_Compito scritto_
Converti in una tabella Markdown le righe dell'elenco riportato sotto, dalla riga che contiene "Localize each UI" fino alla riga che contiene "menu-description: 돈까스와 김치의" inclusa, usando le colonne "Numero" e "Contenuto". Ometti le righe vuote.

· · · · · · ·

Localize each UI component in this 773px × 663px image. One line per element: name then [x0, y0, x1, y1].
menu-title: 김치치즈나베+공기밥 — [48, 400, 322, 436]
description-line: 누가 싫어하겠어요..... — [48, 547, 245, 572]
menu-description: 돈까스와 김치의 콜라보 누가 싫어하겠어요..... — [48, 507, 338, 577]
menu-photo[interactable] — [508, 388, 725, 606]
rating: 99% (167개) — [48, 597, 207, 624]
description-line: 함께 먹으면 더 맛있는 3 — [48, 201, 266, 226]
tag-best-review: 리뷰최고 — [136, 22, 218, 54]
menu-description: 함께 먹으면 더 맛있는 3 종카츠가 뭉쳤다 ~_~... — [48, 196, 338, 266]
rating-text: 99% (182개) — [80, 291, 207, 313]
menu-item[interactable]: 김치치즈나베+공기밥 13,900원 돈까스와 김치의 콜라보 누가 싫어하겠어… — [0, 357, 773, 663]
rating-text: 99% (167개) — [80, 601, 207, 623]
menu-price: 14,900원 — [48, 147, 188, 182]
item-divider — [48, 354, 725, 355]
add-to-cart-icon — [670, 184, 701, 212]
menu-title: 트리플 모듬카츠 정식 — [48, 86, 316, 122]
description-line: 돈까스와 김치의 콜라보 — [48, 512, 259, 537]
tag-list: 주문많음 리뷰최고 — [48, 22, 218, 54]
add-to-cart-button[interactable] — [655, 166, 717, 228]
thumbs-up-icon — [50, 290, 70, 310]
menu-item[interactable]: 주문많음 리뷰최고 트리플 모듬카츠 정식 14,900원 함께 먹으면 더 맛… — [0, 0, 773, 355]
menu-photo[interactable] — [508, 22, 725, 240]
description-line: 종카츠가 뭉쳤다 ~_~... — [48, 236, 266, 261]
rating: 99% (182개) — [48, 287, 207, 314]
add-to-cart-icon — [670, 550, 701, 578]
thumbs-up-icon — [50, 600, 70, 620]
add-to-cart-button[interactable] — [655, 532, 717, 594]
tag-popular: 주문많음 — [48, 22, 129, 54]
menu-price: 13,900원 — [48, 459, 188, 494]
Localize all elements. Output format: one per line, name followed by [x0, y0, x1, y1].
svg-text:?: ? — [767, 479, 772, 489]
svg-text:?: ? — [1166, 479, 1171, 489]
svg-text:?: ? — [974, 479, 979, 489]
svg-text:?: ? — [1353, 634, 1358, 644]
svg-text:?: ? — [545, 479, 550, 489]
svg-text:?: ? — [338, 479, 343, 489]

· · · · · · ·

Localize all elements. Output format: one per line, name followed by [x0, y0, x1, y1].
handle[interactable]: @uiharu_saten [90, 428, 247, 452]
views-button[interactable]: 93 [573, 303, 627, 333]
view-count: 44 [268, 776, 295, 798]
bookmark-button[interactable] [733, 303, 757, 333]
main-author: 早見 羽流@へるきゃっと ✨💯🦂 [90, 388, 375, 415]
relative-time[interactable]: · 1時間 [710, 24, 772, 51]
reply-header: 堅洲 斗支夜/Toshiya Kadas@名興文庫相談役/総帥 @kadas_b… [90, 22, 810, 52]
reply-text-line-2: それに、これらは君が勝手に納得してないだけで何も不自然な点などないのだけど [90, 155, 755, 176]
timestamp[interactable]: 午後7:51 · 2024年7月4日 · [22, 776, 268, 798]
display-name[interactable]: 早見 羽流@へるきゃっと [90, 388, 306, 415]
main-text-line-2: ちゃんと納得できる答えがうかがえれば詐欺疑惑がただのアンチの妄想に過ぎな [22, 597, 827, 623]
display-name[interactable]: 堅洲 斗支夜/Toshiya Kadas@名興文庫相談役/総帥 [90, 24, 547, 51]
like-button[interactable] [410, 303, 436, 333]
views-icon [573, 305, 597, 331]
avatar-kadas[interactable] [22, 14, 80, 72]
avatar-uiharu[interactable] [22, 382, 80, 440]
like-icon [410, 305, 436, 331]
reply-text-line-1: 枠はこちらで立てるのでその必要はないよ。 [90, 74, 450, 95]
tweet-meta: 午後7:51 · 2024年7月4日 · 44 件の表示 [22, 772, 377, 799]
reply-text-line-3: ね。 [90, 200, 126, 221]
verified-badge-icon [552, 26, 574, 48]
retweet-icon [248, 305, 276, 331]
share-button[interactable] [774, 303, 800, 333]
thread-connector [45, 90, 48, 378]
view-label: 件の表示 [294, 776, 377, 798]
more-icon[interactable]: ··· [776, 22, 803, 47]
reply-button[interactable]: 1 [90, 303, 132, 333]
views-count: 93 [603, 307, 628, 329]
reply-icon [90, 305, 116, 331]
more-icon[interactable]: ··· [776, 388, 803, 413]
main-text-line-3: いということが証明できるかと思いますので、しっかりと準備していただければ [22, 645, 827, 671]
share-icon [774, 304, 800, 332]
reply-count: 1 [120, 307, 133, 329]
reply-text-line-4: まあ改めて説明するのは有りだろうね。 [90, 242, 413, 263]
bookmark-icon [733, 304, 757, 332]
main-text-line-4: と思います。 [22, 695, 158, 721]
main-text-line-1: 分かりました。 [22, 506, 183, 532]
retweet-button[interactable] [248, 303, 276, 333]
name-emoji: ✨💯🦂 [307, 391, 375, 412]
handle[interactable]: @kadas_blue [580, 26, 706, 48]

· · · · · · ·

_Soluzione scritta_
| Numero | Contenuto |
|---|---|
| 1 | Localize each UI component in this 773px × 663px image. One line per element: name then [x0, y0, x1, y1]. |
| 2 | menu-title: 김치치즈나베+공기밥 — [48, 400, 322, 436] |
| 3 | description-line: 누가 싫어하겠어요..... — [48, 547, 245, 572] |
| 4 | menu-description: 돈까스와 김치의 콜라보 누가 싫어하겠어요..... — [48, 507, 338, 577] |